**Exercise data**
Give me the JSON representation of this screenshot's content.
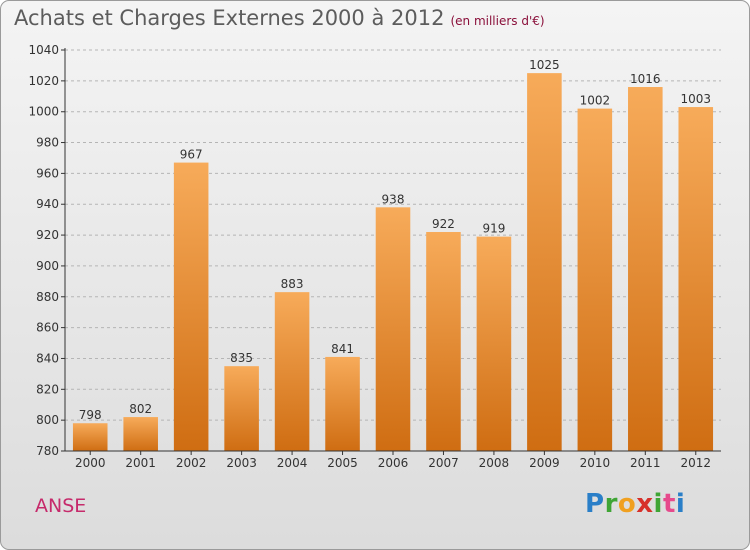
{
  "header": {
    "title": "Achats et Charges Externes 2000 à 2012",
    "subtitle": "(en milliers d'€)"
  },
  "footer": {
    "place": "ANSE",
    "logo_text": "Proxiti",
    "logo_colors": [
      "#2a7fc8",
      "#3fa535",
      "#f0a020",
      "#d7302a",
      "#3fa535",
      "#e64a8c",
      "#2a7fc8"
    ]
  },
  "colors": {
    "bar_top": "#f7ab5a",
    "bar_bottom": "#cf6d12",
    "grid": "#b5b5b5",
    "axis": "#333333"
  },
  "chart_data": {
    "type": "bar",
    "title": "Achats et Charges Externes 2000 à 2012",
    "xlabel": "",
    "ylabel": "",
    "categories": [
      "2000",
      "2001",
      "2002",
      "2003",
      "2004",
      "2005",
      "2006",
      "2007",
      "2008",
      "2009",
      "2010",
      "2011",
      "2012"
    ],
    "values": [
      798,
      802,
      967,
      835,
      883,
      841,
      938,
      922,
      919,
      1025,
      1002,
      1016,
      1003
    ],
    "ylim": [
      780,
      1040
    ],
    "yticks": [
      780,
      800,
      820,
      840,
      860,
      880,
      900,
      920,
      940,
      960,
      980,
      1000,
      1020,
      1040
    ],
    "grid": true,
    "data_labels": true
  }
}
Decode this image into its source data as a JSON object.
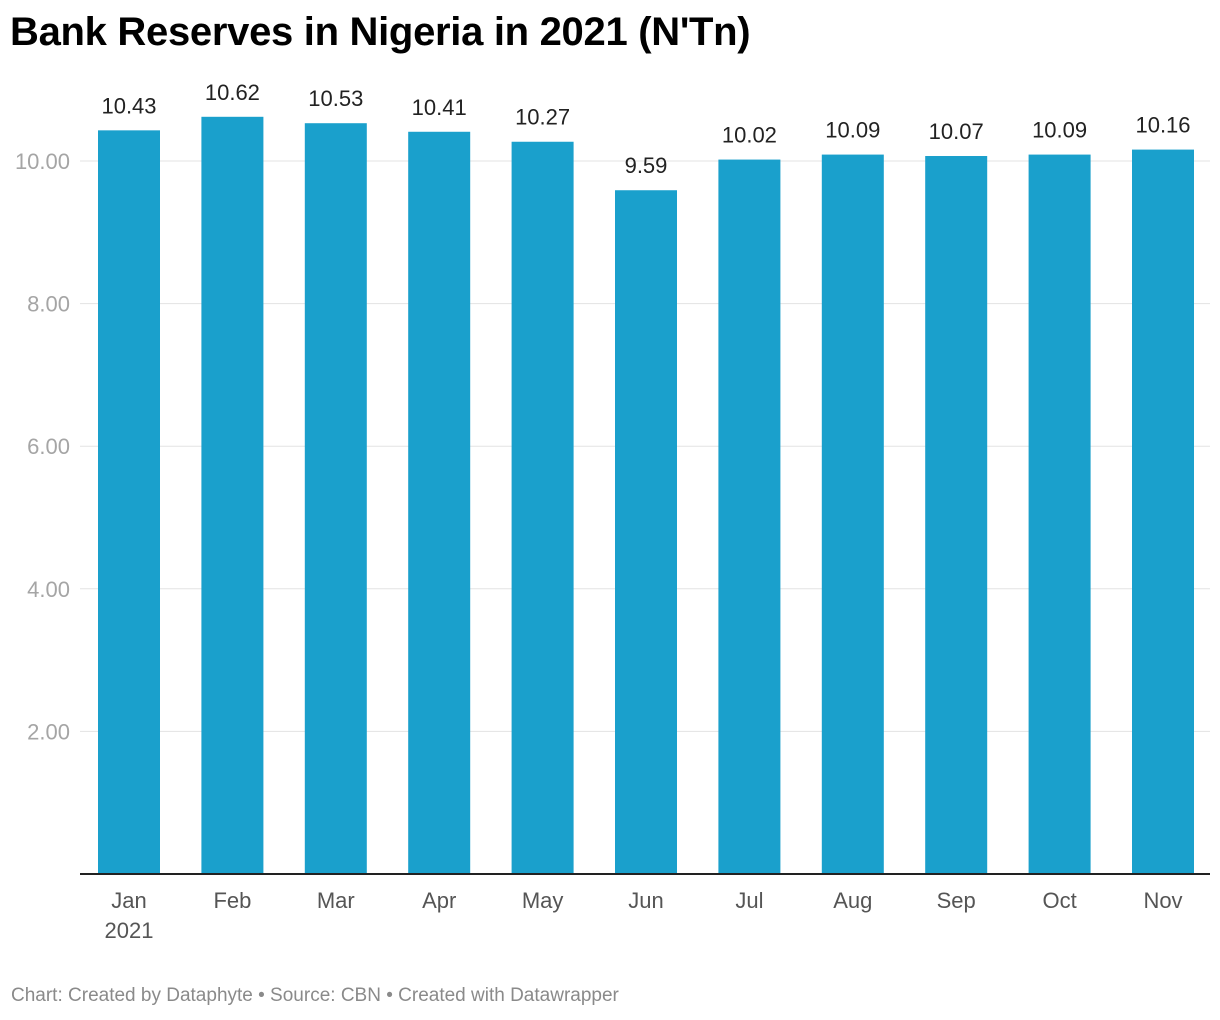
{
  "chart_data": {
    "type": "bar",
    "title": "Bank Reserves in Nigeria in 2021 (N'Tn)",
    "categories": [
      "Jan",
      "Feb",
      "Mar",
      "Apr",
      "May",
      "Jun",
      "Jul",
      "Aug",
      "Sep",
      "Oct",
      "Nov"
    ],
    "category_sublabels": [
      "2021",
      "",
      "",
      "",
      "",
      "",
      "",
      "",
      "",
      "",
      ""
    ],
    "values": [
      10.43,
      10.62,
      10.53,
      10.41,
      10.27,
      9.59,
      10.02,
      10.09,
      10.07,
      10.09,
      10.16
    ],
    "value_labels": [
      "10.43",
      "10.62",
      "10.53",
      "10.41",
      "10.27",
      "9.59",
      "10.02",
      "10.09",
      "10.07",
      "10.09",
      "10.16"
    ],
    "yticks": [
      2,
      4,
      6,
      8,
      10
    ],
    "ytick_labels": [
      "2.00",
      "4.00",
      "6.00",
      "8.00",
      "10.00"
    ],
    "ylim": [
      0,
      11
    ],
    "xlabel": "",
    "ylabel": "",
    "grid": true,
    "bar_color": "#1aa0cc"
  },
  "footer": {
    "text": "Chart: Created by Dataphyte • Source: CBN • Created with Datawrapper"
  }
}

**What is needed**
Return the listing above unchanged, apart from dropping its pictures.

**Expected answer**
Give me the JSON representation of this screenshot's content.
{
  "header": {
    "title": "Achats et Charges Externes 2000 à 2012",
    "subtitle": "(en milliers d'€)"
  },
  "footer": {
    "place": "ANSE",
    "logo_text": "Proxiti",
    "logo_colors": [
      "#2a7fc8",
      "#3fa535",
      "#f0a020",
      "#d7302a",
      "#3fa535",
      "#e64a8c",
      "#2a7fc8"
    ]
  },
  "colors": {
    "bar_top": "#f7ab5a",
    "bar_bottom": "#cf6d12",
    "grid": "#b5b5b5",
    "axis": "#333333"
  },
  "chart_data": {
    "type": "bar",
    "title": "Achats et Charges Externes 2000 à 2012",
    "xlabel": "",
    "ylabel": "",
    "categories": [
      "2000",
      "2001",
      "2002",
      "2003",
      "2004",
      "2005",
      "2006",
      "2007",
      "2008",
      "2009",
      "2010",
      "2011",
      "2012"
    ],
    "values": [
      798,
      802,
      967,
      835,
      883,
      841,
      938,
      922,
      919,
      1025,
      1002,
      1016,
      1003
    ],
    "ylim": [
      780,
      1040
    ],
    "yticks": [
      780,
      800,
      820,
      840,
      860,
      880,
      900,
      920,
      940,
      960,
      980,
      1000,
      1020,
      1040
    ],
    "grid": true,
    "data_labels": true
  }
}
Decode this image into its source data as a JSON object.
{
  "chart_data": {
    "type": "bar",
    "title": "Bank Reserves in Nigeria in 2021 (N'Tn)",
    "categories": [
      "Jan",
      "Feb",
      "Mar",
      "Apr",
      "May",
      "Jun",
      "Jul",
      "Aug",
      "Sep",
      "Oct",
      "Nov"
    ],
    "category_sublabels": [
      "2021",
      "",
      "",
      "",
      "",
      "",
      "",
      "",
      "",
      "",
      ""
    ],
    "values": [
      10.43,
      10.62,
      10.53,
      10.41,
      10.27,
      9.59,
      10.02,
      10.09,
      10.07,
      10.09,
      10.16
    ],
    "value_labels": [
      "10.43",
      "10.62",
      "10.53",
      "10.41",
      "10.27",
      "9.59",
      "10.02",
      "10.09",
      "10.07",
      "10.09",
      "10.16"
    ],
    "yticks": [
      2,
      4,
      6,
      8,
      10
    ],
    "ytick_labels": [
      "2.00",
      "4.00",
      "6.00",
      "8.00",
      "10.00"
    ],
    "ylim": [
      0,
      11
    ],
    "xlabel": "",
    "ylabel": "",
    "grid": true,
    "bar_color": "#1aa0cc"
  },
  "footer": {
    "text": "Chart: Created by Dataphyte • Source: CBN • Created with Datawrapper"
  }
}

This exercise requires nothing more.